[A run of records]
::::

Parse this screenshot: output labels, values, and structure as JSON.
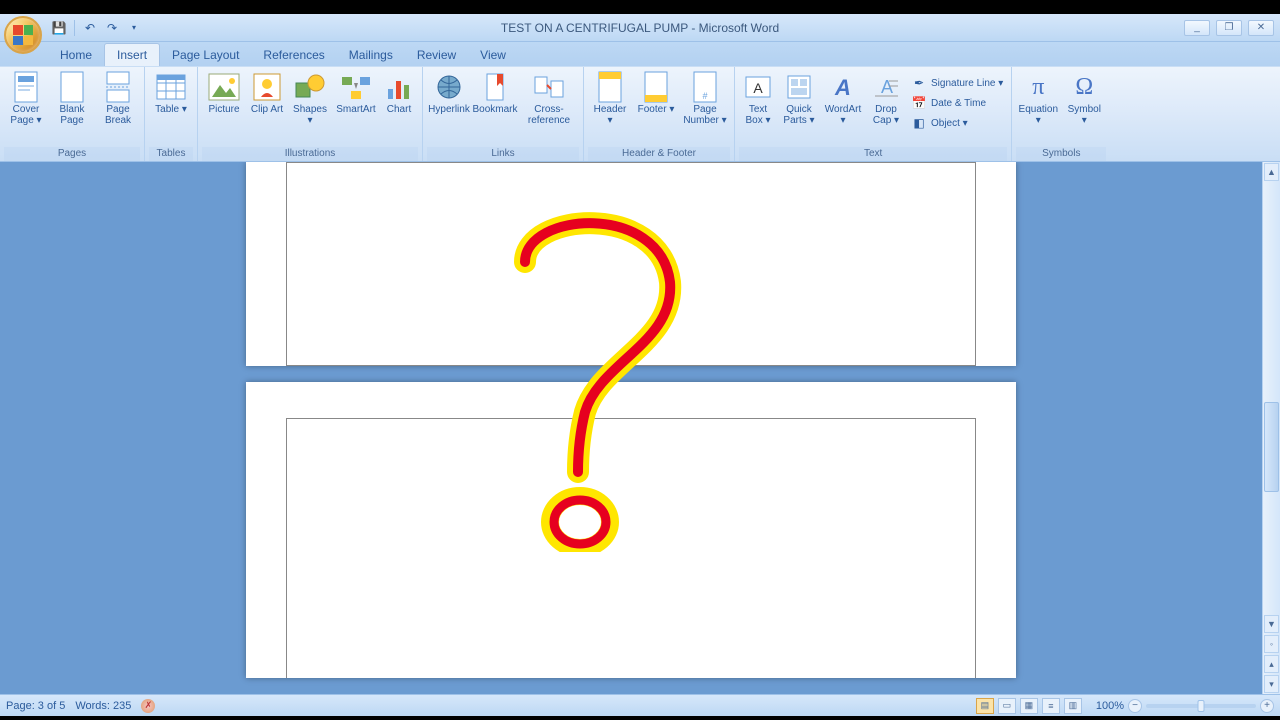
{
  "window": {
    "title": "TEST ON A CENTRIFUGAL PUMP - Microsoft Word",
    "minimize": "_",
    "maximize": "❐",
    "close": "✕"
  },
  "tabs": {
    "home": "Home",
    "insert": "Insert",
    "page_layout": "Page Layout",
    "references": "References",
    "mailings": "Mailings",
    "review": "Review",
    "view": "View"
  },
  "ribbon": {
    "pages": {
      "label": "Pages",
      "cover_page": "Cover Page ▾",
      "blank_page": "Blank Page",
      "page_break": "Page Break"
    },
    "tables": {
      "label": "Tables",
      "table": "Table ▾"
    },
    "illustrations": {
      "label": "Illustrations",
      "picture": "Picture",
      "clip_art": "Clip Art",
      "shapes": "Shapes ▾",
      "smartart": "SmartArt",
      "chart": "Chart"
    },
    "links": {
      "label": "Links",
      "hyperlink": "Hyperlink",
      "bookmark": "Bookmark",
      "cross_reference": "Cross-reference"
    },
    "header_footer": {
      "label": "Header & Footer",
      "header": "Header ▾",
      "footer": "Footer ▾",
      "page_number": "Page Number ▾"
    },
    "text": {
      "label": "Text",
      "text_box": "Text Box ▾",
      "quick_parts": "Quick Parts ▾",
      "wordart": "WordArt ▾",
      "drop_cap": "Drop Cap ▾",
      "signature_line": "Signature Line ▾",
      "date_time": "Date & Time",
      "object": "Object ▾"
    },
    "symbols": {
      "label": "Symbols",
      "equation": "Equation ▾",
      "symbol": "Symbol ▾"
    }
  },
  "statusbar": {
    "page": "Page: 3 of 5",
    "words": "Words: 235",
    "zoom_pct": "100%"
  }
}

::::

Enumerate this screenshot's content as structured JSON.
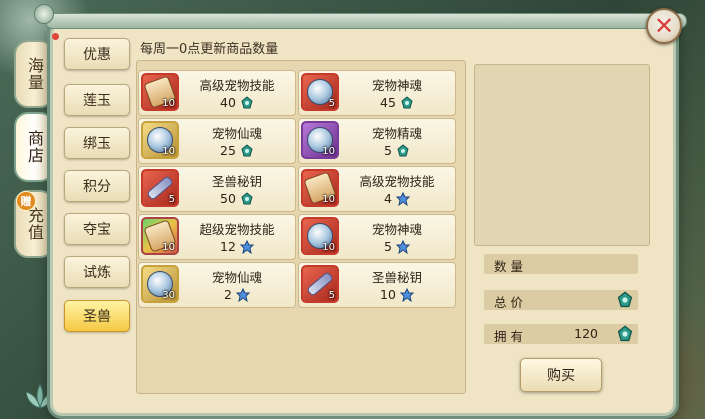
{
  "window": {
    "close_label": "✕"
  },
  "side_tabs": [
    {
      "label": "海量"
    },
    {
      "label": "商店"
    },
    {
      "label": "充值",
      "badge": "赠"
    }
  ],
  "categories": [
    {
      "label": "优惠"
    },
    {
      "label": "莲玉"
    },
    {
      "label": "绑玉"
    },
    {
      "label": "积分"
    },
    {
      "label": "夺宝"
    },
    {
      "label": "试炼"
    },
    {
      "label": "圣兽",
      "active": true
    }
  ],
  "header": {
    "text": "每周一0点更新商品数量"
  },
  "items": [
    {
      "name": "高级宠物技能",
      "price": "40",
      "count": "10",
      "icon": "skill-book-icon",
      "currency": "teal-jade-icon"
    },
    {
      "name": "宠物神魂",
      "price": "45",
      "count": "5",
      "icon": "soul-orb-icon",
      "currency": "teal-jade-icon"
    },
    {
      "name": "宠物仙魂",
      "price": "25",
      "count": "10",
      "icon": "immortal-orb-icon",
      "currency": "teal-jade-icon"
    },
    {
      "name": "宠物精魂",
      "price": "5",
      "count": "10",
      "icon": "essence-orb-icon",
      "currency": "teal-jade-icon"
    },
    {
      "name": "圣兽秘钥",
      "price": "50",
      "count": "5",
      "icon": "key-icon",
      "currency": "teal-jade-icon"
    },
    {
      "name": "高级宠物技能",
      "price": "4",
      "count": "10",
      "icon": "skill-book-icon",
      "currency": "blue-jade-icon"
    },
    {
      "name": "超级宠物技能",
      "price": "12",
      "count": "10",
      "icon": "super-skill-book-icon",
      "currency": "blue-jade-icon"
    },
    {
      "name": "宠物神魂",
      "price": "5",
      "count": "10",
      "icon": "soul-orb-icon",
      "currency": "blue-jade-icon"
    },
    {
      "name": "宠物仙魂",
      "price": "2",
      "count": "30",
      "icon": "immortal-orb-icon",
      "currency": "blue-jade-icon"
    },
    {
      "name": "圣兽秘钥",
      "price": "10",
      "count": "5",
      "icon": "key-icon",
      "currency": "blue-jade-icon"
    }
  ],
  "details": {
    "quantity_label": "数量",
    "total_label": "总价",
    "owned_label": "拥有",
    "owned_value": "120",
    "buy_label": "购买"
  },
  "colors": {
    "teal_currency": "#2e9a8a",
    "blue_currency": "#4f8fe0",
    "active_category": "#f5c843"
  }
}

::::

- _What is required_
Scan the listing above for the word "screenshot" and copy every line that holds it.

- _Expected output_
Parse this screenshot: output labels, values, and structure as JSON.
Enumerate this screenshot's content as structured JSON.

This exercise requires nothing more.